= THE PROBLEM =
Give the listing again character for character, but drop the images.

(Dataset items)
****************************************
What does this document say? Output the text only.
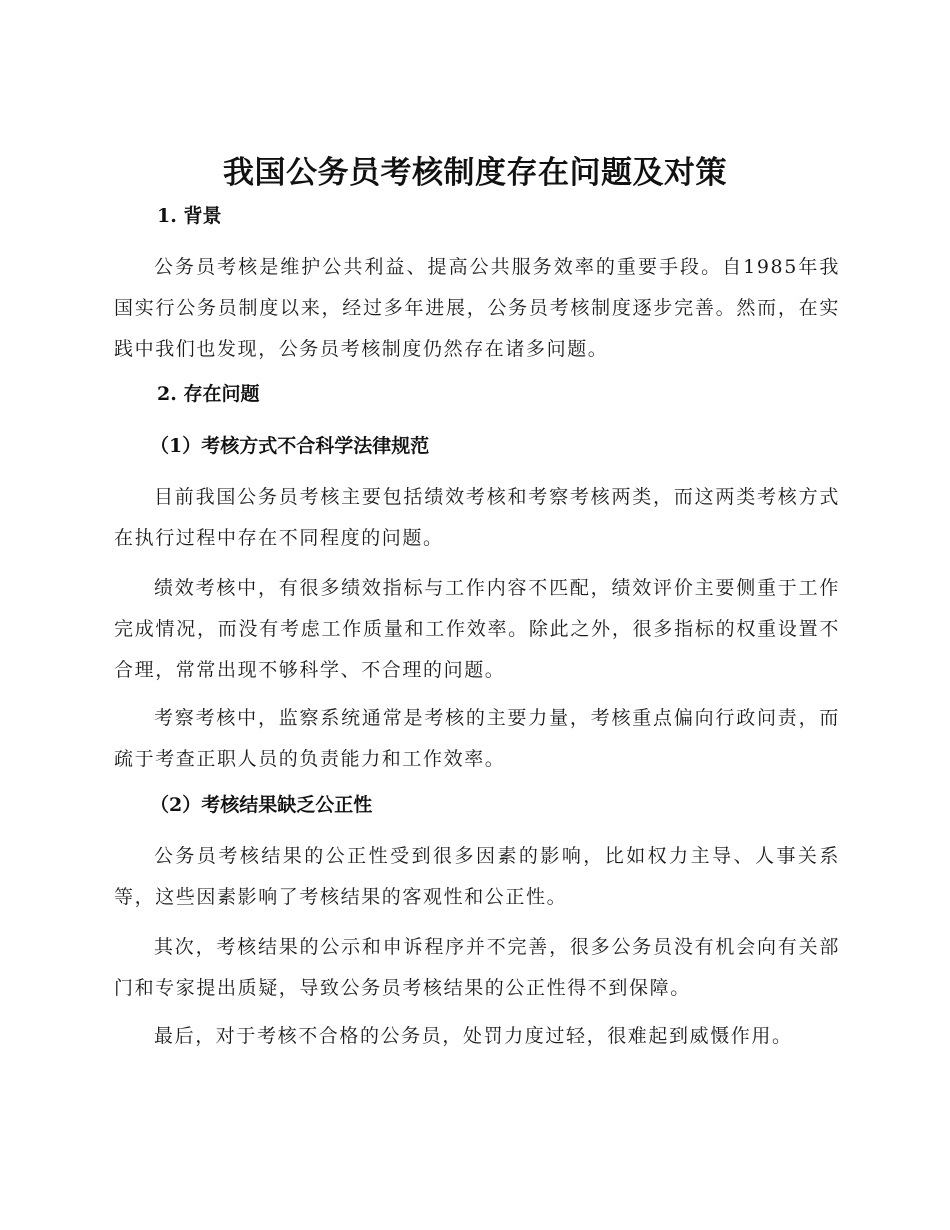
我国公务员考核制度存在问题及对策
1. 背景

公务员考核是维护公共利益、提高公共服务效率的重要手段。自1985年我国实行公务员制度以来，经过多年进展，公务员考核制度逐步完善。然而，在实践中我们也发现，公务员考核制度仍然存在诸多问题。

2. 存在问题
（1）考核方式不合科学法律规范

目前我国公务员考核主要包括绩效考核和考察考核两类，而这两类考核方式在执行过程中存在不同程度的问题。

绩效考核中，有很多绩效指标与工作内容不匹配，绩效评价主要侧重于工作完成情况，而没有考虑工作质量和工作效率。除此之外，很多指标的权重设置不合理，常常出现不够科学、不合理的问题。

考察考核中，监察系统通常是考核的主要力量，考核重点偏向行政问责，而疏于考查正职人员的负责能力和工作效率。

（2）考核结果缺乏公正性

公务员考核结果的公正性受到很多因素的影响，比如权力主导、人事关系等，这些因素影响了考核结果的客观性和公正性。

其次，考核结果的公示和申诉程序并不完善，很多公务员没有机会向有关部门和专家提出质疑，导致公务员考核结果的公正性得不到保障。

最后，对于考核不合格的公务员，处罚力度过轻，很难起到威慑作用。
****************************************
= EXPECTED ANSWER =
What does this document say? Output the text only.
我国公务员考核制度存在问题及对策
1. 背景

公务员考核是维护公共利益、提高公共服务效率的重要手段。自1985年我国实行公务员制度以来，经过多年进展，公务员考核制度逐步完善。然而，在实践中我们也发现，公务员考核制度仍然存在诸多问题。

2. 存在问题
（1）考核方式不合科学法律规范

目前我国公务员考核主要包括绩效考核和考察考核两类，而这两类考核方式在执行过程中存在不同程度的问题。

绩效考核中，有很多绩效指标与工作内容不匹配，绩效评价主要侧重于工作完成情况，而没有考虑工作质量和工作效率。除此之外，很多指标的权重设置不合理，常常出现不够科学、不合理的问题。

考察考核中，监察系统通常是考核的主要力量，考核重点偏向行政问责，而疏于考查正职人员的负责能力和工作效率。

（2）考核结果缺乏公正性

公务员考核结果的公正性受到很多因素的影响，比如权力主导、人事关系等，这些因素影响了考核结果的客观性和公正性。

其次，考核结果的公示和申诉程序并不完善，很多公务员没有机会向有关部门和专家提出质疑，导致公务员考核结果的公正性得不到保障。

最后，对于考核不合格的公务员，处罚力度过轻，很难起到威慑作用。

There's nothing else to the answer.